## Required work:
Pictures aside, repeat every entry exactly.

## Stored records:
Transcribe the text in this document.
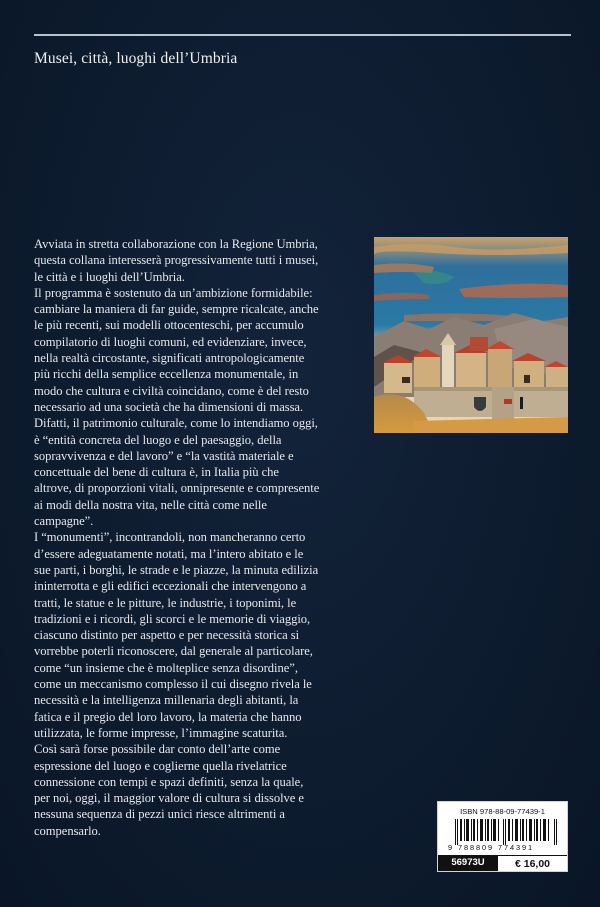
Musei, città, luoghi dell’Umbria

Avviata in stretta collaborazione con la Regione Umbria,

questa collana interesserà progressivamente tutti i musei,

le città e i luoghi dell’Umbria.

Il programma è sostenuto da un’ambizione formidabile:

cambiare la maniera di far guide, sempre ricalcate, anche

le più recenti, sui modelli ottocenteschi, per accumulo

compilatorio di luoghi comuni, ed evidenziare, invece,

nella realtà circostante, significati antropologicamente

più ricchi della semplice eccellenza monumentale, in

modo che cultura e civiltà coincidano, come è del resto

necessario ad una società che ha dimensioni di massa.

Difatti, il patrimonio culturale, come lo intendiamo oggi,

è “entità concreta del luogo e del paesaggio, della

sopravvivenza e del lavoro” e “la vastità materiale e

concettuale del bene di cultura è, in Italia più che

altrove, di proporzioni vitali, onnipresente e compresente

ai modi della nostra vita, nelle città come nelle

campagne”.

I “monumenti”, incontrandoli, non mancheranno certo

d’essere adeguatamente notati, ma l’intero abitato e le

sue parti, i borghi, le strade e le piazze, la minuta edilizia

ininterrotta e gli edifici eccezionali che intervengono a

tratti, le statue e le pitture, le industrie, i toponimi, le

tradizioni e i ricordi, gli scorci e le memorie di viaggio,

ciascuno distinto per aspetto e per necessità storica si

vorrebbe poterli riconoscere, dal generale al particolare,

come “un insieme che è molteplice senza disordine”,

come un meccanismo complesso il cui disegno rivela le

necessità e la intelligenza millenaria degli abitanti, la

fatica e il pregio del loro lavoro, la materia che hanno

utilizzata, le forme impresse, l’immagine scaturita.

Così sarà forse possibile dar conto dell’arte come

espressione del luogo e coglierne quella rivelatrice

connessione con tempi e spazi definiti, senza la quale,

per noi, oggi, il maggior valore di cultura si dissolve e

nessuna sequenza di pezzi unici riesce altrimenti a

compensarlo.

ISBN 978-88-09-77439-1
9 788809 774391
56973U	€ 16,00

## Output for this task:
Transcribe the text in this document.
Musei, città, luoghi dell’Umbria

Avviata in stretta collaborazione con la Regione Umbria,

questa collana interesserà progressivamente tutti i musei,

le città e i luoghi dell’Umbria.

Il programma è sostenuto da un’ambizione formidabile:

cambiare la maniera di far guide, sempre ricalcate, anche

le più recenti, sui modelli ottocenteschi, per accumulo

compilatorio di luoghi comuni, ed evidenziare, invece,

nella realtà circostante, significati antropologicamente

più ricchi della semplice eccellenza monumentale, in

modo che cultura e civiltà coincidano, come è del resto

necessario ad una società che ha dimensioni di massa.

Difatti, il patrimonio culturale, come lo intendiamo oggi,

è “entità concreta del luogo e del paesaggio, della

sopravvivenza e del lavoro” e “la vastità materiale e

concettuale del bene di cultura è, in Italia più che

altrove, di proporzioni vitali, onnipresente e compresente

ai modi della nostra vita, nelle città come nelle

campagne”.

I “monumenti”, incontrandoli, non mancheranno certo

d’essere adeguatamente notati, ma l’intero abitato e le

sue parti, i borghi, le strade e le piazze, la minuta edilizia

ininterrotta e gli edifici eccezionali che intervengono a

tratti, le statue e le pitture, le industrie, i toponimi, le

tradizioni e i ricordi, gli scorci e le memorie di viaggio,

ciascuno distinto per aspetto e per necessità storica si

vorrebbe poterli riconoscere, dal generale al particolare,

come “un insieme che è molteplice senza disordine”,

come un meccanismo complesso il cui disegno rivela le

necessità e la intelligenza millenaria degli abitanti, la

fatica e il pregio del loro lavoro, la materia che hanno

utilizzata, le forme impresse, l’immagine scaturita.

Così sarà forse possibile dar conto dell’arte come

espressione del luogo e coglierne quella rivelatrice

connessione con tempi e spazi definiti, senza la quale,

per noi, oggi, il maggior valore di cultura si dissolve e

nessuna sequenza di pezzi unici riesce altrimenti a

compensarlo.

ISBN 978-88-09-77439-1
9 788809 774391
56973U	€ 16,00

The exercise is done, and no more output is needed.